══ EXTRACT PROVIDED
Eric Richter erichte@linux.ibm.com writes:
This patch introduces an optimized powerpc64 assembly implementation for sha512-compress, derived from the implementation for sha256-compress-n.
Thanks, I'm about to merge this. One question: When you store non-volatile registers on the stack,
- li T0, -8
- li T1, -24
- stvx v20, T0, SP
- stvx v21, T1, SP
Why the offsets -8 and -24? My understanding is that on entry, SP is 16-byte aligned ("quad word"), and that the 8 bytes starting at the SP value typically holds the caller's back chain pointer, so we shouldn't be clobbering those bytes? (I'm looking at the stack frame figure on page 34 in the v2.1.5 abi spec downloaded from https://openpowerfoundation.org/specifications/64bitelfabi/).
════
══ INFORMATION SHOWN
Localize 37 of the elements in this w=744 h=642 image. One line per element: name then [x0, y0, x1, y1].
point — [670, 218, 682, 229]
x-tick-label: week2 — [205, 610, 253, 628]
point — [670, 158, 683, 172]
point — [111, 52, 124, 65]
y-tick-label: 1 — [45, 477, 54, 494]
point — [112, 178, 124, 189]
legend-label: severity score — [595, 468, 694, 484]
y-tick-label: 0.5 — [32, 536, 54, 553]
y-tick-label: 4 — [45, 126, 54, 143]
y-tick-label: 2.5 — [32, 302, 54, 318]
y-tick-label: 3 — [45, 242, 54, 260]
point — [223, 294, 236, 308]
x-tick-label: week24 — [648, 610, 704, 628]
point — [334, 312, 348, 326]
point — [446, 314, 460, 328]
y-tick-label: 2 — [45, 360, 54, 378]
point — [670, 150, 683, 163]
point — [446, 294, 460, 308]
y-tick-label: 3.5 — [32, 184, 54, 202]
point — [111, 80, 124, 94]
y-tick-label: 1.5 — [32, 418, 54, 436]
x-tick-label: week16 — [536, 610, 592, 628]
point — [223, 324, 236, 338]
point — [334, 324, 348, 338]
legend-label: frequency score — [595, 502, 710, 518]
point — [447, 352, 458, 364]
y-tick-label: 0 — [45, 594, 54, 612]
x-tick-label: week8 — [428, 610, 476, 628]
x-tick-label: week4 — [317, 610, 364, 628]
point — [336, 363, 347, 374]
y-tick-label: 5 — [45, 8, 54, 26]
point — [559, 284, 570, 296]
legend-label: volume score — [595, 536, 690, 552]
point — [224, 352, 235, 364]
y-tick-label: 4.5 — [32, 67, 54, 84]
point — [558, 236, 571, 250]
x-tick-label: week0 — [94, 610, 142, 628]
════
OBJECTIVE A — Output each line of the spatial layout entries rows above as a JSON list of strings, one string per line, skipping blank lines.
OBJECTIVE B — Write what comes next in the reply about the powerpc64 sha512-compress patch, picking up right after its final sentence.

TASK RESPONSE A —
[
  "Localize 37 of the elements in this w=744 h=642 image. One line per element: name then [x0, y0, x1, y1].",
  "point — [670, 218, 682, 229]",
  "x-tick-label: week2 — [205, 610, 253, 628]",
  "point — [670, 158, 683, 172]",
  "point — [111, 52, 124, 65]",
  "y-tick-label: 1 — [45, 477, 54, 494]",
  "point — [112, 178, 124, 189]",
  "legend-label: severity score — [595, 468, 694, 484]",
  "y-tick-label: 0.5 — [32, 536, 54, 553]",
  "y-tick-label: 4 — [45, 126, 54, 143]",
  "y-tick-label: 2.5 — [32, 302, 54, 318]",
  "y-tick-label: 3 — [45, 242, 54, 260]",
  "point — [223, 294, 236, 308]",
  "x-tick-label: week24 — [648, 610, 704, 628]",
  "point — [334, 312, 348, 326]",
  "point — [446, 314, 460, 328]",
  "y-tick-label: 2 — [45, 360, 54, 378]",
  "point — [670, 150, 683, 163]",
  "point — [446, 294, 460, 308]",
  "y-tick-label: 3.5 — [32, 184, 54, 202]",
  "point — [111, 80, 124, 94]",
  "y-tick-label: 1.5 — [32, 418, 54, 436]",
  "x-tick-label: week16 — [536, 610, 592, 628]",
  "point — [223, 324, 236, 338]",
  "point — [334, 324, 348, 338]",
  "legend-label: frequency score — [595, 502, 710, 518]",
  "point — [447, 352, 458, 364]",
  "y-tick-label: 0 — [45, 594, 54, 612]",
  "x-tick-label: week8 — [428, 610, 476, 628]",
  "x-tick-label: week4 — [317, 610, 364, 628]",
  "point — [336, 363, 347, 374]",
  "y-tick-label: 5 — [45, 8, 54, 26]",
  "point — [559, 284, 570, 296]",
  "legend-label: volume score — [595, 536, 690, 552]",
  "point — [224, 352, 235, 364]",
  "y-tick-label: 4.5 — [32, 67, 54, 84]",
  "point — [558, 236, 571, 250]",
  "x-tick-label: week0 — [94, 610, 142, 628]"
]

TASK RESPONSE B —
I would have expected offsets -16 and -32. The file powerpc64/p8/sha256-compress-n.asm, which I merged some month ago, also uses -8 and -24. While, e.g., powerpc64/p8/ghash-update.asm, uses offsets -16 and -32.
I also think the gpr register usage could be trimmed a bit. T0 and T1 are used only in function prologue and epilogue, and could overlap with something else using volatile registers. And the two registers TC32, TC48 could be replaced by a single register STATE32 = STATE + 32. But that can be tweaked after merge.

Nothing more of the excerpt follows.